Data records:
---------------

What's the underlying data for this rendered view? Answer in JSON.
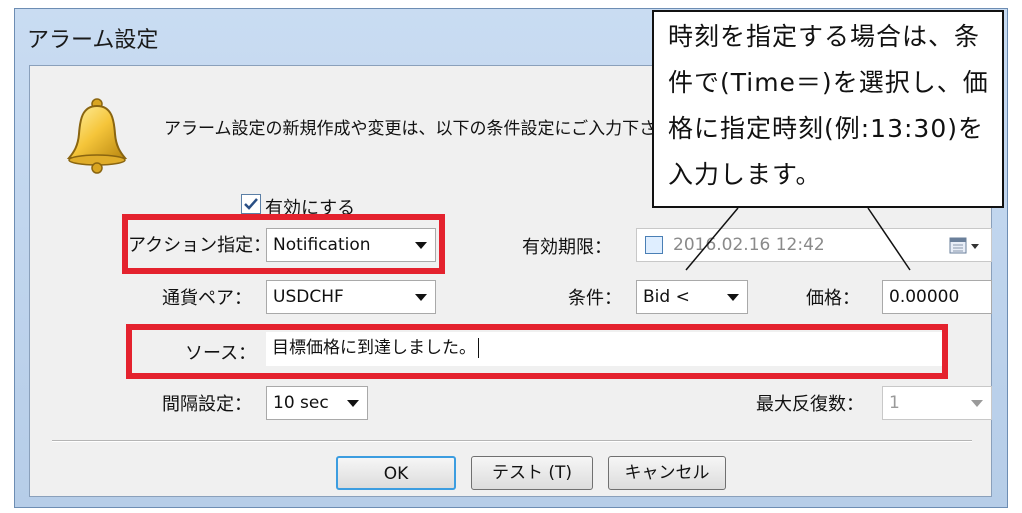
{
  "dialog": {
    "title": "アラーム設定",
    "description": "アラーム設定の新規作成や変更は、以下の条件設定にご入力下さい。",
    "enable_label": "有効にする",
    "enable_checked": true
  },
  "form": {
    "action_label": "アクション指定：",
    "action_value": "Notification",
    "expiry_label": "有効期限：",
    "expiry_value": "2016.02.16 12:42",
    "pair_label": "通貨ペア：",
    "pair_value": "USDCHF",
    "condition_label": "条件：",
    "condition_value": "Bid <",
    "price_label": "価格：",
    "price_value": "0.00000",
    "source_label": "ソース：",
    "source_value": "目標価格に到達しました。",
    "interval_label": "間隔設定：",
    "interval_value": "10 sec",
    "max_repeat_label": "最大反復数：",
    "max_repeat_value": "1"
  },
  "buttons": {
    "ok": "OK",
    "test": "テスト (T)",
    "cancel": "キャンセル"
  },
  "callout": {
    "line1": "時刻を指定する場合は、条",
    "line2": "件で(Time＝)を選択し、価",
    "line3": "格に指定時刻(例:13:30)を",
    "line4": "入力します。"
  },
  "colors": {
    "highlight": "#e4222e",
    "titlebar": "#c9dcf2",
    "ok_border": "#3c9de0"
  }
}
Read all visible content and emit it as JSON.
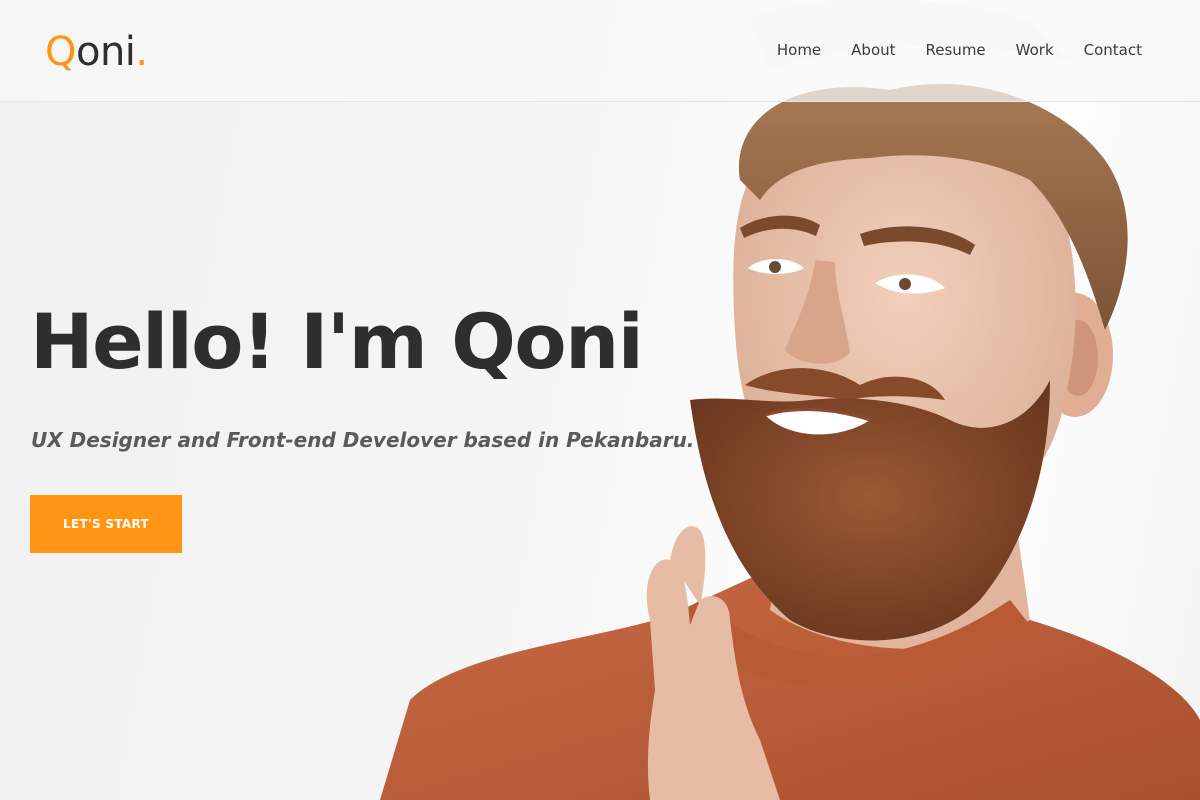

---------------

TASK. Quote every record above exactly, omitting any pictures they contain.

WORKED SOLUTION.
What's the underlying data for this rendered view? Answer in JSON.
{
  "dialog": {
    "title": "アラーム設定",
    "description": "アラーム設定の新規作成や変更は、以下の条件設定にご入力下さい。",
    "enable_label": "有効にする",
    "enable_checked": true
  },
  "form": {
    "action_label": "アクション指定：",
    "action_value": "Notification",
    "expiry_label": "有効期限：",
    "expiry_value": "2016.02.16 12:42",
    "pair_label": "通貨ペア：",
    "pair_value": "USDCHF",
    "condition_label": "条件：",
    "condition_value": "Bid <",
    "price_label": "価格：",
    "price_value": "0.00000",
    "source_label": "ソース：",
    "source_value": "目標価格に到達しました。",
    "interval_label": "間隔設定：",
    "interval_value": "10 sec",
    "max_repeat_label": "最大反復数：",
    "max_repeat_value": "1"
  },
  "buttons": {
    "ok": "OK",
    "test": "テスト (T)",
    "cancel": "キャンセル"
  },
  "callout": {
    "line1": "時刻を指定する場合は、条",
    "line2": "件で(Time＝)を選択し、価",
    "line3": "格に指定時刻(例:13:30)を",
    "line4": "入力します。"
  },
  "colors": {
    "highlight": "#e4222e",
    "titlebar": "#c9dcf2",
    "ok_border": "#3c9de0"
  }
}
Read all visible content and emit it as JSON.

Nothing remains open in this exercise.